> [Prompt] Search the listing below for "TradeWave". Copy each matching line.

** BEGIN Dataset extract **

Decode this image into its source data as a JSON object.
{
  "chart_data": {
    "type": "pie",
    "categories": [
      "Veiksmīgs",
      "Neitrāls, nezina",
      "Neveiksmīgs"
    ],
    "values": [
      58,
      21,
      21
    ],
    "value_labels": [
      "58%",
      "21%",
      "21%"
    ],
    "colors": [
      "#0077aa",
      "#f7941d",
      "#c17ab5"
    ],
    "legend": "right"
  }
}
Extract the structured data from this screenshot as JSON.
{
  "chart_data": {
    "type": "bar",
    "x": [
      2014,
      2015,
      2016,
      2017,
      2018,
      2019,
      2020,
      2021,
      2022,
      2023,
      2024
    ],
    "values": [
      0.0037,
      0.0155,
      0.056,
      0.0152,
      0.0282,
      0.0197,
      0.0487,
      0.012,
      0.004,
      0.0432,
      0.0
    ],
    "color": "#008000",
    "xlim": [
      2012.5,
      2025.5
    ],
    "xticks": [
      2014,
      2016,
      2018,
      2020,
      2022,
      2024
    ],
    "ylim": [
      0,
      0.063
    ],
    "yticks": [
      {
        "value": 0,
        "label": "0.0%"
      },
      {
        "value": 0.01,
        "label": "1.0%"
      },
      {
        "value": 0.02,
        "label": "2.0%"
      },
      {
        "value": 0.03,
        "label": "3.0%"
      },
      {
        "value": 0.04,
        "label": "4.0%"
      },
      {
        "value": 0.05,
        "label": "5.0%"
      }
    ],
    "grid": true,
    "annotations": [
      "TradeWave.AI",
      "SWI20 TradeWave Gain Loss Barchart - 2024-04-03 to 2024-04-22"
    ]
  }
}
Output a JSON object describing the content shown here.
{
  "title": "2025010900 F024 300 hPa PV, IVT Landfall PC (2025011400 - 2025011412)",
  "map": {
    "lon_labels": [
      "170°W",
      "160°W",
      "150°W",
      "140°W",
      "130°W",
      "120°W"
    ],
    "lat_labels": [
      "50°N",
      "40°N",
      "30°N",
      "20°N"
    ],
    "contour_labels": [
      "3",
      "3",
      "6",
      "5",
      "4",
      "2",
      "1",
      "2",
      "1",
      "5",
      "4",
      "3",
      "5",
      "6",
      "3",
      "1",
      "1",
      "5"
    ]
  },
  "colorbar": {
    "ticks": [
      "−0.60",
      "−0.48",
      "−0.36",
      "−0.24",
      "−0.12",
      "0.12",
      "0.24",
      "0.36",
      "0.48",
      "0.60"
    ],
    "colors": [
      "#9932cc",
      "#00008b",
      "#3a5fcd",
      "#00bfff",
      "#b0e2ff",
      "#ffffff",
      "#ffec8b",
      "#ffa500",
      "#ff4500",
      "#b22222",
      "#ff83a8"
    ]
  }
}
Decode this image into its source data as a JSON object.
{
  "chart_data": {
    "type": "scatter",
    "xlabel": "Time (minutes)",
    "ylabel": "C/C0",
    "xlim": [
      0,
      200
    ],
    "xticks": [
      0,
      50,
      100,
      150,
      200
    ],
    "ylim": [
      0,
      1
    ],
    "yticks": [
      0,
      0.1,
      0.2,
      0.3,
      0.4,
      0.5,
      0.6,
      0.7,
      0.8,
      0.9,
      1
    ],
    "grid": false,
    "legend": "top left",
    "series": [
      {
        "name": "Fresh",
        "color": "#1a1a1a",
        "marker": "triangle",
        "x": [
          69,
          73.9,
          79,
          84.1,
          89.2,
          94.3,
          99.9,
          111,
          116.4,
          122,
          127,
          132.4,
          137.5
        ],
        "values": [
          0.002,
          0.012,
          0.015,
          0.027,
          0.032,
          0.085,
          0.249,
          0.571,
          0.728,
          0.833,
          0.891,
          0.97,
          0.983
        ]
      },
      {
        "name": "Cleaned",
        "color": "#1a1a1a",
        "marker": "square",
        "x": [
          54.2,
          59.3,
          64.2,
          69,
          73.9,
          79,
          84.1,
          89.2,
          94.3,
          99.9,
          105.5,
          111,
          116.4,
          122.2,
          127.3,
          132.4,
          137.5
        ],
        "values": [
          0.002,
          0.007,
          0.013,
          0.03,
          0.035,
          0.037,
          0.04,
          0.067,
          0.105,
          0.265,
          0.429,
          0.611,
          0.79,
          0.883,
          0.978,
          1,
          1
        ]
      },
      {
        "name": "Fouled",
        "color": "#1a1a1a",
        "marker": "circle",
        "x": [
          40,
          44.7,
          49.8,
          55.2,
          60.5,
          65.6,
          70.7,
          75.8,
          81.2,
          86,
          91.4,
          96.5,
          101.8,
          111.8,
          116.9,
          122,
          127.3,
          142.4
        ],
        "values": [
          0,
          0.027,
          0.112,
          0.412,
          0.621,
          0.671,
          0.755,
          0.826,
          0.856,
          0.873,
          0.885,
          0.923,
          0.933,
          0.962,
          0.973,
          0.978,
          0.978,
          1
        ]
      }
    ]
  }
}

** END Dataset extract **

> [Full response]
      "TradeWave.AI",
      "SWI20 TradeWave Gain Loss Barchart - 2024-04-03 to 2024-04-22"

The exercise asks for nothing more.